GIVEN TASK. Set down the full listing exactly as given. Any pictures are to be left out.

DATASET RECORDS.
• • • • •

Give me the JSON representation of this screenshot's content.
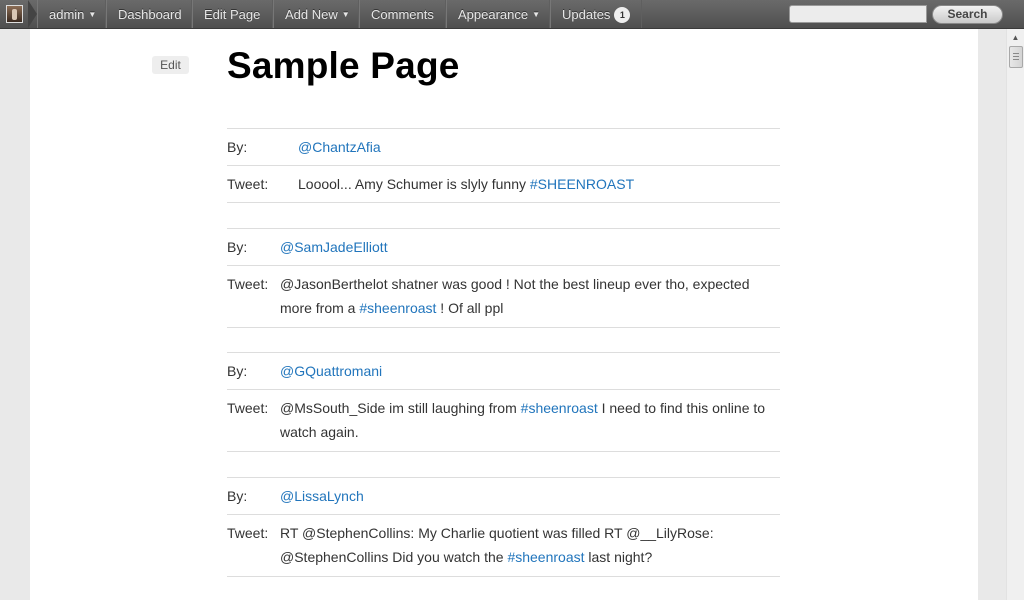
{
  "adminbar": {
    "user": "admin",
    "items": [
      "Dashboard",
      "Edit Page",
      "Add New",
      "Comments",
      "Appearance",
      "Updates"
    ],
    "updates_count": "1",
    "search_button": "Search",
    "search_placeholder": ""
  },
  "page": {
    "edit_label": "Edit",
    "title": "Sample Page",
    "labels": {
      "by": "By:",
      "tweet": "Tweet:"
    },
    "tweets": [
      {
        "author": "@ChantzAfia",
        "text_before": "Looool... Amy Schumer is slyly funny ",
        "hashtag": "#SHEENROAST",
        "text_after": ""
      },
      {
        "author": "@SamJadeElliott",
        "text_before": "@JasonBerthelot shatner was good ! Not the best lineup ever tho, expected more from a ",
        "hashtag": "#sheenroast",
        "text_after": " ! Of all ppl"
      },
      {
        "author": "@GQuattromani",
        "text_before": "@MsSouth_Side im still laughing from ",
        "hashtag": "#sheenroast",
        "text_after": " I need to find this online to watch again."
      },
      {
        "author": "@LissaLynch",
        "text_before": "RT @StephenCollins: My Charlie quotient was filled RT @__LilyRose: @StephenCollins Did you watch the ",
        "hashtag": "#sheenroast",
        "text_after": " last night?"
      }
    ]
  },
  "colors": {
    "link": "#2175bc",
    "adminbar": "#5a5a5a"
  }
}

• • • • •

TASK RESPONSE.
Give me the JSON representation of this screenshot's content.
{
  "adminbar": {
    "user": "admin",
    "items": [
      "Dashboard",
      "Edit Page",
      "Add New",
      "Comments",
      "Appearance",
      "Updates"
    ],
    "updates_count": "1",
    "search_button": "Search",
    "search_placeholder": ""
  },
  "page": {
    "edit_label": "Edit",
    "title": "Sample Page",
    "labels": {
      "by": "By:",
      "tweet": "Tweet:"
    },
    "tweets": [
      {
        "author": "@ChantzAfia",
        "text_before": "Looool... Amy Schumer is slyly funny ",
        "hashtag": "#SHEENROAST",
        "text_after": ""
      },
      {
        "author": "@SamJadeElliott",
        "text_before": "@JasonBerthelot shatner was good ! Not the best lineup ever tho, expected more from a ",
        "hashtag": "#sheenroast",
        "text_after": " ! Of all ppl"
      },
      {
        "author": "@GQuattromani",
        "text_before": "@MsSouth_Side im still laughing from ",
        "hashtag": "#sheenroast",
        "text_after": " I need to find this online to watch again."
      },
      {
        "author": "@LissaLynch",
        "text_before": "RT @StephenCollins: My Charlie quotient was filled RT @__LilyRose: @StephenCollins Did you watch the ",
        "hashtag": "#sheenroast",
        "text_after": " last night?"
      }
    ]
  },
  "colors": {
    "link": "#2175bc",
    "adminbar": "#5a5a5a"
  }
}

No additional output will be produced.